» WHAT THE EXERCISE ASKS
In the listing below, find every line with the string "mensual" and pull it out.

» DATASET

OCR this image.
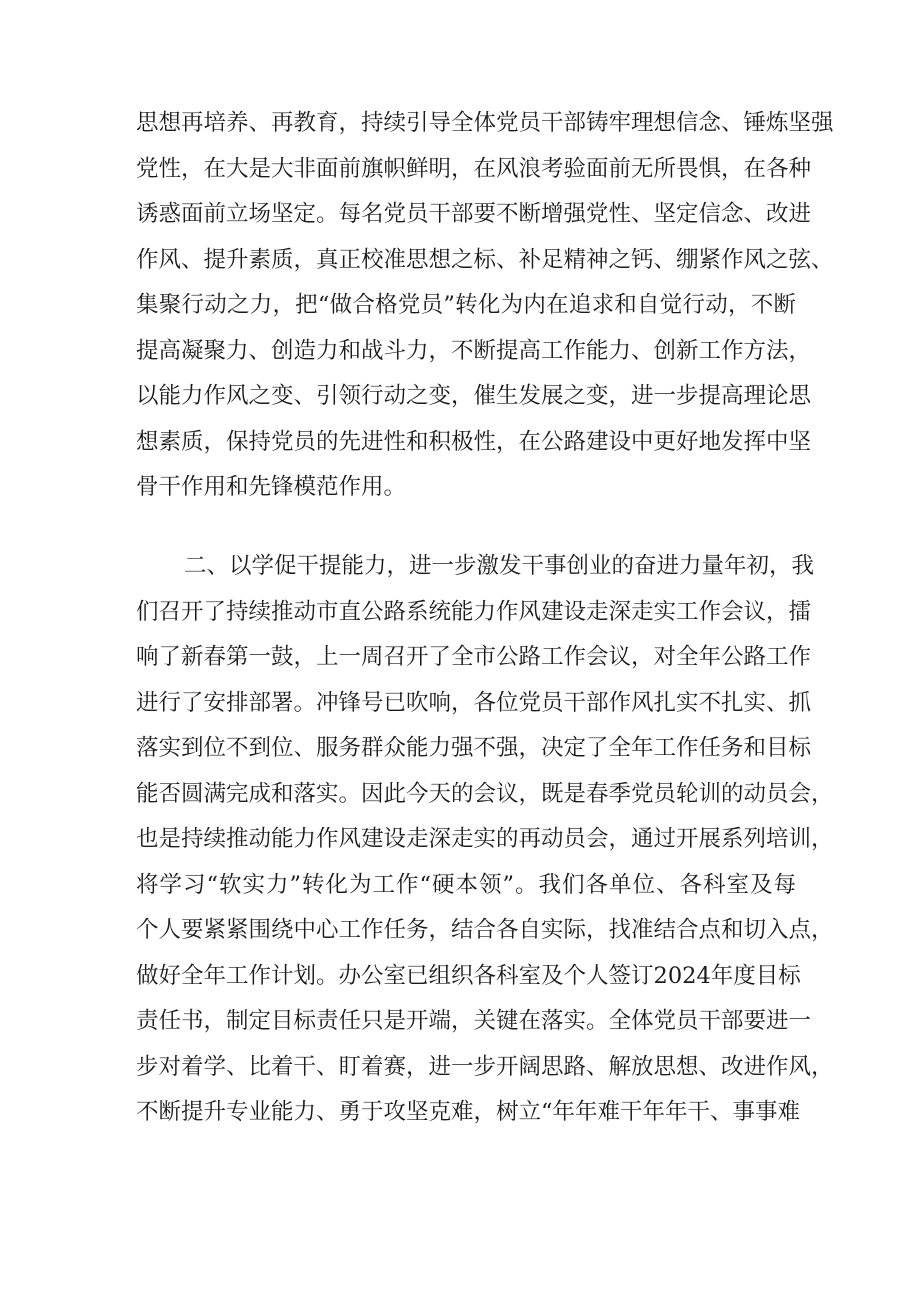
思想再培养、再教育，持续引导全体党员干部铸牢理想信念、锤炼坚强
党性，在大是大非面前旗帜鲜明，在风浪考验面前无所畏惧，在各种
诱惑面前立场坚定。每名党员干部要不断增强党性、坚定信念、改进
作风、提升素质，真正校准思想之标、补足精神之钙、绷紧作风之弦、
集聚行动之力，把“做合格党员”转化为内在追求和自觉行动，不断
提高凝聚力、创造力和战斗力，不断提高工作能力、创新工作方法，
以能力作风之变、引领行动之变，催生发展之变，进一步提高理论思
想素质，保持党员的先进性和积极性，在公路建设中更好地发挥中坚
骨干作用和先锋模范作用。
二、以学促干提能力，进一步激发干事创业的奋进力量年初，我
们召开了持续推动市直公路系统能力作风建设走深走实工作会议，擂
响了新春第一鼓，上一周召开了全市公路工作会议，对全年公路工作
进行了安排部署。冲锋号已吹响，各位党员干部作风扎实不扎实、抓
落实到位不到位、服务群众能力强不强，决定了全年工作任务和目标
能否圆满完成和落实。因此今天的会议，既是春季党员轮训的动员会，
也是持续推动能力作风建设走深走实的再动员会，通过开展系列培训，
将学习“软实力”转化为工作“硬本领”。我们各单位、各科室及每
个人要紧紧围绕中心工作任务，结合各自实际，找准结合点和切入点，
做好全年工作计划。办公室已组织各科室及个人签订2024年度目标
责任书，制定目标责任只是开端，关键在落实。全体党员干部要进一
步对着学、比着干、盯着赛，进一步开阔思路、解放思想、改进作风，
不断提升专业能力、勇于攻坚克难，树立“年年难干年年干、事事难
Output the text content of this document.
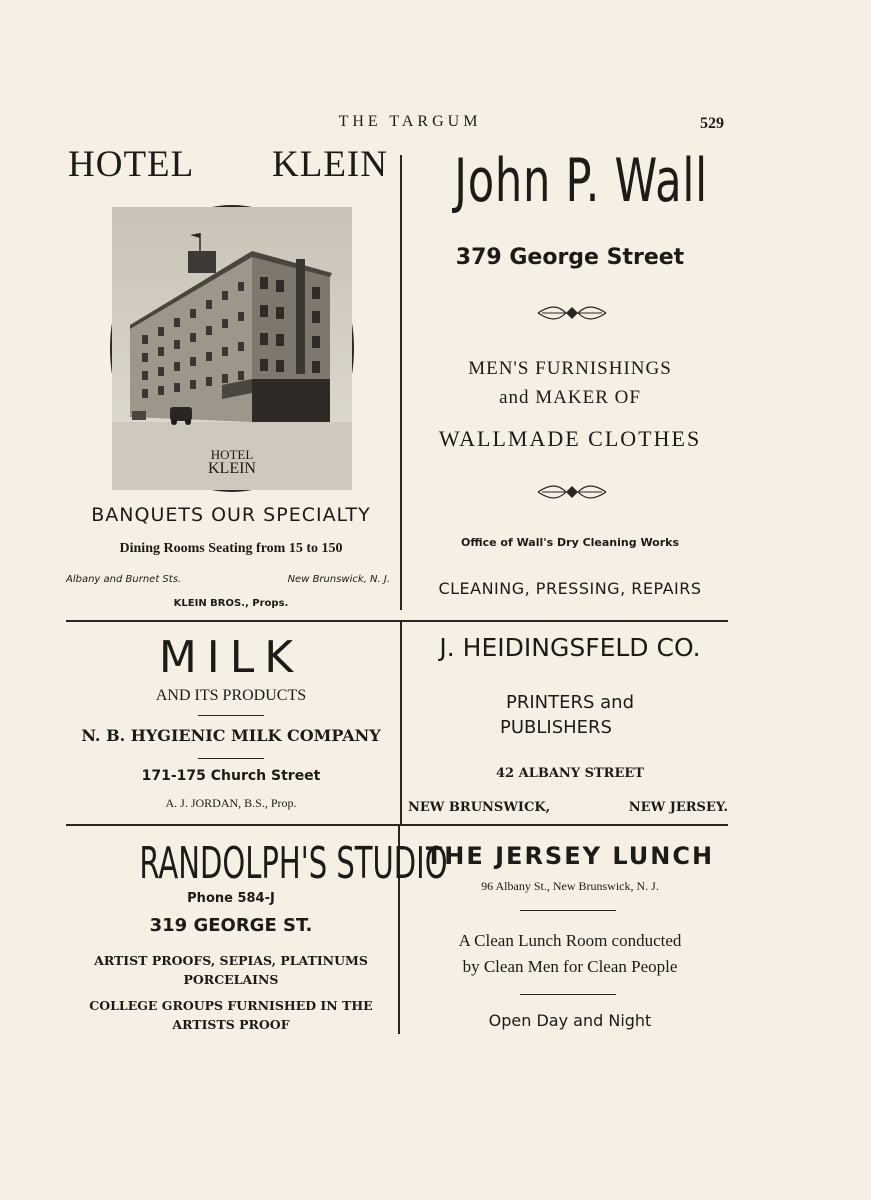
THE TARGUM	529
HOTEL KLEIN
HOTEL
KLEIN
BANQUETS OUR SPECIALTY
Dining Rooms Seating from 15 to 150
Albany and Burnet Sts.	New Brunswick, N. J.
KLEIN BROS., Props.
John P. Wall
379 George Street
MEN'S FURNISHINGS
and MAKER OF
WALLMADE CLOTHES
Office of Wall's Dry Cleaning Works
CLEANING, PRESSING, REPAIRS
MILK
AND ITS PRODUCTS
N. B. HYGIENIC MILK COMPANY
171-175 Church Street
A. J. JORDAN, B.S., Prop.
J. HEIDINGSFELD CO.
PRINTERS and
PUBLISHERS
42 ALBANY STREET
NEW BRUNSWICK,	NEW JERSEY.
RANDOLPH'S STUDIO
Phone 584-J
319 GEORGE ST.
ARTIST PROOFS, SEPIAS, PLATINUMS
PORCELAINS
COLLEGE GROUPS FURNISHED IN THE
ARTISTS PROOF
THE JERSEY LUNCH
96 Albany St., New Brunswick, N. J.
A Clean Lunch Room conducted
by Clean Men for Clean People
Open Day and Night
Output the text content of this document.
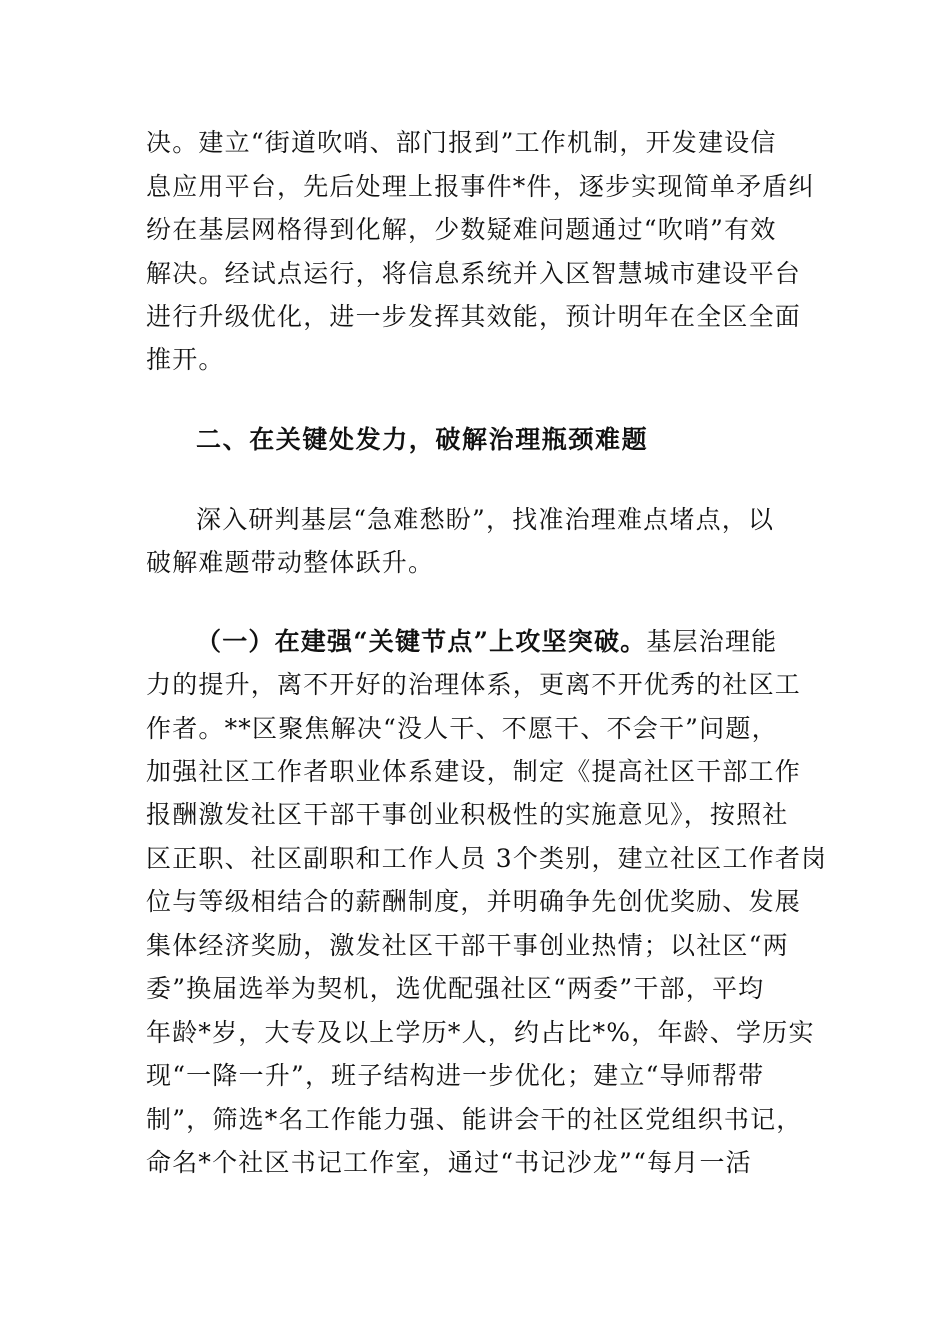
决。建立“街道吹哨、部门报到”工作机制，开发建设信
息应用平台，先后处理上报事件*件，逐步实现简单矛盾纠
纷在基层网格得到化解，少数疑难问题通过“吹哨”有效
解决。经试点运行，将信息系统并入区智慧城市建设平台
进行升级优化，进一步发挥其效能，预计明年在全区全面
推开。
二、在关键处发力，破解治理瓶颈难题
深入研判基层“急难愁盼”，找准治理难点堵点，以
破解难题带动整体跃升。
（一）在建强“关键节点”上攻坚突破。基层治理能
力的提升，离不开好的治理体系，更离不开优秀的社区工
作者。**区聚焦解决“没人干、不愿干、不会干”问题，
加强社区工作者职业体系建设，制定《提高社区干部工作
报酬激发社区干部干事创业积极性的实施意见》，按照社
区正职、社区副职和工作人员 3个类别，建立社区工作者岗
位与等级相结合的薪酬制度，并明确争先创优奖励、发展
集体经济奖励，激发社区干部干事创业热情；以社区“两
委”换届选举为契机，选优配强社区“两委”干部，平均
年龄*岁，大专及以上学历*人，约占比*%，年龄、学历实
现“一降一升”，班子结构进一步优化；建立“导师帮带
制”，筛选*名工作能力强、能讲会干的社区党组织书记，
命名*个社区书记工作室，通过“书记沙龙”“每月一活
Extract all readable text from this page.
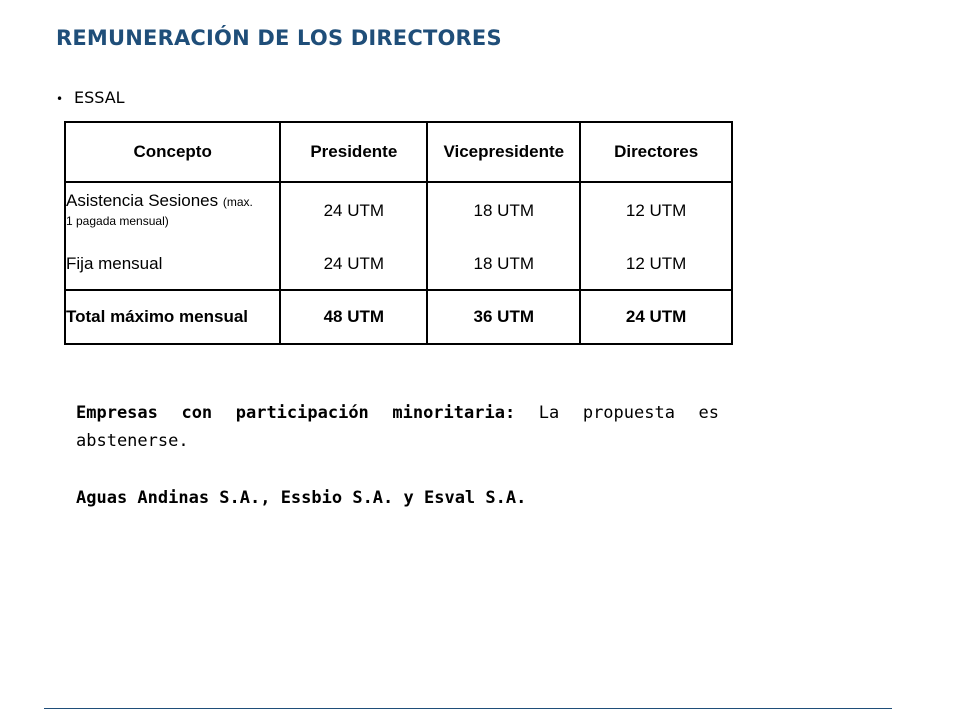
REMUNERACIÓN DE LOS DIRECTORES
• ESSAL
Concepto	Presidente	Vicepresidente	Directores

Asistencia Sesiones (max.
1 pagada mensual)	24 UTM	18 UTM	12 UTM
Fija mensual	24 UTM	18 UTM	12 UTM
Total máximo mensual	48 UTM	36 UTM	24 UTM
Empresas con participación minoritaria: La propuesta es abstenerse.
Aguas Andinas S.A., Essbio S.A. y Esval S.A.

» SOLUTION TO THIS EXERCISE
1 pagada mensual)	24 UTM	18 UTM	12 UTM
Fija mensual	24 UTM	18 UTM	12 UTM
Total máximo mensual	48 UTM	36 UTM	24 UTM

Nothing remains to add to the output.